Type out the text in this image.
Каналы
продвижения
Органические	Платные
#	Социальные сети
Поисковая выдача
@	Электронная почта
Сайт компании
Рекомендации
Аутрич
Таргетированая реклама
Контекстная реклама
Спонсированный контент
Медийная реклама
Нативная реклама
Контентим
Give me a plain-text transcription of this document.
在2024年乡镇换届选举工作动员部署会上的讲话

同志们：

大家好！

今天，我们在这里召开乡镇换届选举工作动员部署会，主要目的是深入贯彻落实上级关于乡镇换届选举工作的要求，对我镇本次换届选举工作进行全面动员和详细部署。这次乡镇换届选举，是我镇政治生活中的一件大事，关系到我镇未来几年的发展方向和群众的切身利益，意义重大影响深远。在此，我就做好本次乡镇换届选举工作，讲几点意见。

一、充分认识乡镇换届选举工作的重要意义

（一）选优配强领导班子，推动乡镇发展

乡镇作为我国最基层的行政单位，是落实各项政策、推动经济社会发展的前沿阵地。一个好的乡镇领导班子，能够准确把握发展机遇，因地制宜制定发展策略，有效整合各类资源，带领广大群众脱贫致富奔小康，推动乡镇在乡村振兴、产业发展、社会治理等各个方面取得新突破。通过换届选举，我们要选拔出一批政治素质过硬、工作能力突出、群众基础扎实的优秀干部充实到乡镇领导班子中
++++++
◆ Task details ◆
Give the count of lines in the listing above that include "реклама", with no other words.

◆ Task solution ◆
4